DATASET CONTENT:

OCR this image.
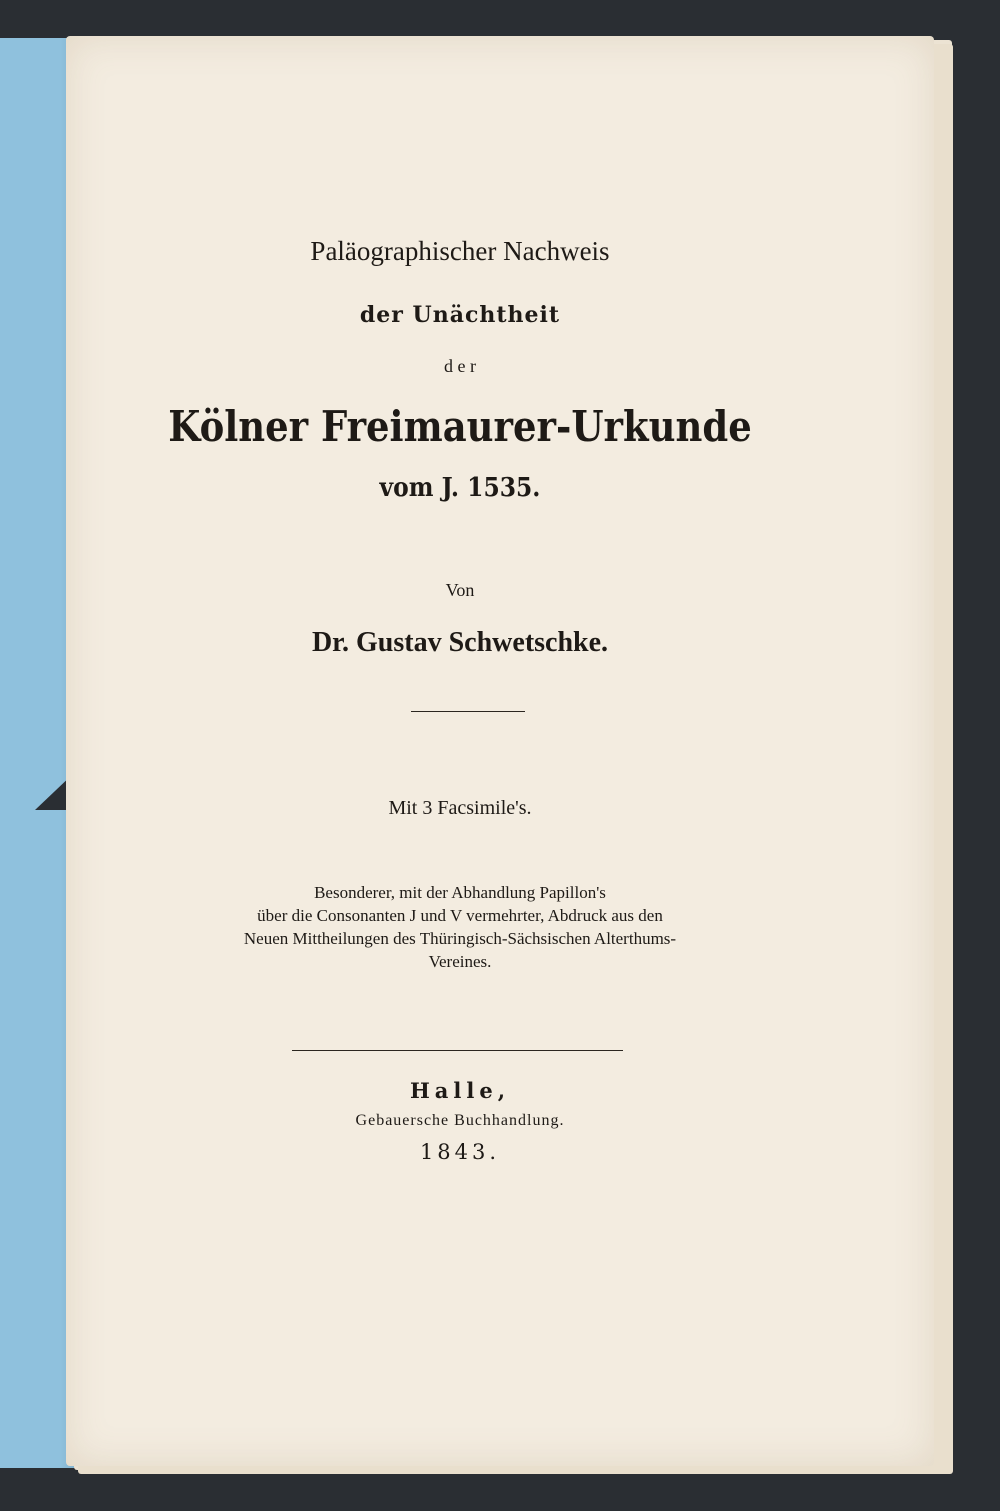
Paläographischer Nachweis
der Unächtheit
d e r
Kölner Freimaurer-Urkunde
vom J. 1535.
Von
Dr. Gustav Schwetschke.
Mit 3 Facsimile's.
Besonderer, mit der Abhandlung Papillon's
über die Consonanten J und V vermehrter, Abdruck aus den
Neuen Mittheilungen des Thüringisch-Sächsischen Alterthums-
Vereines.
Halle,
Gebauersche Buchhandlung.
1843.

PROMPT: Pictures are not part of the copy; output everything else in the records exactly.

WRITTEN SOLUTION:
OCR this image.
Paläographischer Nachweis
der Unächtheit
d e r
Kölner Freimaurer-Urkunde
vom J. 1535.
Von
Dr. Gustav Schwetschke.
Mit 3 Facsimile's.
Besonderer, mit der Abhandlung Papillon's
über die Consonanten J und V vermehrter, Abdruck aus den
Neuen Mittheilungen des Thüringisch-Sächsischen Alterthums-
Vereines.
Halle,
Gebauersche Buchhandlung.
1843.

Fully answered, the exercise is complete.